* _Written task_
Restate each entry word for word, leaving nothing out.

* _Excerpted records_
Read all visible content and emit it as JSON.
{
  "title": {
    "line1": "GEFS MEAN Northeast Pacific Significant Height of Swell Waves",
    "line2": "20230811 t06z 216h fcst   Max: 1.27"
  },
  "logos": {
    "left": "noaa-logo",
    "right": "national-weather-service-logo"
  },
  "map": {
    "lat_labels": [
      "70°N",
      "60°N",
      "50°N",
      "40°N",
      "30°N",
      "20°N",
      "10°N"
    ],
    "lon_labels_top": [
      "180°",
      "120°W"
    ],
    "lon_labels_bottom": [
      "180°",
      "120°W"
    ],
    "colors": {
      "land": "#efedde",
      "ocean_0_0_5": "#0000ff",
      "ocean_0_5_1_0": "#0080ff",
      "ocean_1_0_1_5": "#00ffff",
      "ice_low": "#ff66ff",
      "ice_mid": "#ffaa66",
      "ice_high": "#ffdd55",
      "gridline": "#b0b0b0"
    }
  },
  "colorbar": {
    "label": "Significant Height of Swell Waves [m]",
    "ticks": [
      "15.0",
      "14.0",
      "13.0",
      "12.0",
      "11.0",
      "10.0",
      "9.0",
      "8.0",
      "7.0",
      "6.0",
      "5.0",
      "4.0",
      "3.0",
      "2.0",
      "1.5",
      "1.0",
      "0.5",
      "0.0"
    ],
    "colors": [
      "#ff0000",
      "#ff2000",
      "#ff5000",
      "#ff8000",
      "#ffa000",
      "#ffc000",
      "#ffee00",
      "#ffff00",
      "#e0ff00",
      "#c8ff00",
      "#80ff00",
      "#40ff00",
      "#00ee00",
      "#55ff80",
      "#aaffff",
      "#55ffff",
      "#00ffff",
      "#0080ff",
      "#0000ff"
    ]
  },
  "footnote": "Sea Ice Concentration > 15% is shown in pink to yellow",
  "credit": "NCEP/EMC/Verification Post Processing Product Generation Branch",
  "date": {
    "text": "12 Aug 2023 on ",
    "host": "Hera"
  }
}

* _Correct response_
Read all visible content and emit it as JSON.
{
  "title": {
    "line1": "GEFS MEAN Northeast Pacific Significant Height of Swell Waves",
    "line2": "20230811 t06z 216h fcst   Max: 1.27"
  },
  "logos": {
    "left": "noaa-logo",
    "right": "national-weather-service-logo"
  },
  "map": {
    "lat_labels": [
      "70°N",
      "60°N",
      "50°N",
      "40°N",
      "30°N",
      "20°N",
      "10°N"
    ],
    "lon_labels_top": [
      "180°",
      "120°W"
    ],
    "lon_labels_bottom": [
      "180°",
      "120°W"
    ],
    "colors": {
      "land": "#efedde",
      "ocean_0_0_5": "#0000ff",
      "ocean_0_5_1_0": "#0080ff",
      "ocean_1_0_1_5": "#00ffff",
      "ice_low": "#ff66ff",
      "ice_mid": "#ffaa66",
      "ice_high": "#ffdd55",
      "gridline": "#b0b0b0"
    }
  },
  "colorbar": {
    "label": "Significant Height of Swell Waves [m]",
    "ticks": [
      "15.0",
      "14.0",
      "13.0",
      "12.0",
      "11.0",
      "10.0",
      "9.0",
      "8.0",
      "7.0",
      "6.0",
      "5.0",
      "4.0",
      "3.0",
      "2.0",
      "1.5",
      "1.0",
      "0.5",
      "0.0"
    ],
    "colors": [
      "#ff0000",
      "#ff2000",
      "#ff5000",
      "#ff8000",
      "#ffa000",
      "#ffc000",
      "#ffee00",
      "#ffff00",
      "#e0ff00",
      "#c8ff00",
      "#80ff00",
      "#40ff00",
      "#00ee00",
      "#55ff80",
      "#aaffff",
      "#55ffff",
      "#00ffff",
      "#0080ff",
      "#0000ff"
    ]
  },
  "footnote": "Sea Ice Concentration > 15% is shown in pink to yellow",
  "credit": "NCEP/EMC/Verification Post Processing Product Generation Branch",
  "date": {
    "text": "12 Aug 2023 on ",
    "host": "Hera"
  }
}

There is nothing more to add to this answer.